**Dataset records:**
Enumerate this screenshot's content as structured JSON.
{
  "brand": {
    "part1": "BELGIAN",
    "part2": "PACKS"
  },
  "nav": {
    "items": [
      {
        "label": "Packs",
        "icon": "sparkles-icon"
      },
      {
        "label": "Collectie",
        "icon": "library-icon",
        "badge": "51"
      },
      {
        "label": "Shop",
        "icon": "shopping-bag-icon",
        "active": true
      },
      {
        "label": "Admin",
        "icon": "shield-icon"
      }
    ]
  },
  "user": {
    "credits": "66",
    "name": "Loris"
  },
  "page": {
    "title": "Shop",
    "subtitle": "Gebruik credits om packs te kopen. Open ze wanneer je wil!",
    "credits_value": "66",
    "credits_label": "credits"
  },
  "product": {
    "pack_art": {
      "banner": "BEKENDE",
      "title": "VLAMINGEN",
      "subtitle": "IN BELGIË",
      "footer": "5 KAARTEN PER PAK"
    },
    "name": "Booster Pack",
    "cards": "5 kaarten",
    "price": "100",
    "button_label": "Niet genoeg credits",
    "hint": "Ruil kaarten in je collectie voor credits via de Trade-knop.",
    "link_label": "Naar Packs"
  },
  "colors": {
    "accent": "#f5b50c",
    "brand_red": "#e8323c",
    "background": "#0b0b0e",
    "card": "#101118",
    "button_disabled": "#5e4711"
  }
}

**Given request:** Output all records verbatim.

**The completed task:**
Enumerate this screenshot's content as structured JSON.
{
  "brand": {
    "part1": "BELGIAN",
    "part2": "PACKS"
  },
  "nav": {
    "items": [
      {
        "label": "Packs",
        "icon": "sparkles-icon"
      },
      {
        "label": "Collectie",
        "icon": "library-icon",
        "badge": "51"
      },
      {
        "label": "Shop",
        "icon": "shopping-bag-icon",
        "active": true
      },
      {
        "label": "Admin",
        "icon": "shield-icon"
      }
    ]
  },
  "user": {
    "credits": "66",
    "name": "Loris"
  },
  "page": {
    "title": "Shop",
    "subtitle": "Gebruik credits om packs te kopen. Open ze wanneer je wil!",
    "credits_value": "66",
    "credits_label": "credits"
  },
  "product": {
    "pack_art": {
      "banner": "BEKENDE",
      "title": "VLAMINGEN",
      "subtitle": "IN BELGIË",
      "footer": "5 KAARTEN PER PAK"
    },
    "name": "Booster Pack",
    "cards": "5 kaarten",
    "price": "100",
    "button_label": "Niet genoeg credits",
    "hint": "Ruil kaarten in je collectie voor credits via de Trade-knop.",
    "link_label": "Naar Packs"
  },
  "colors": {
    "accent": "#f5b50c",
    "brand_red": "#e8323c",
    "background": "#0b0b0e",
    "card": "#101118",
    "button_disabled": "#5e4711"
  }
}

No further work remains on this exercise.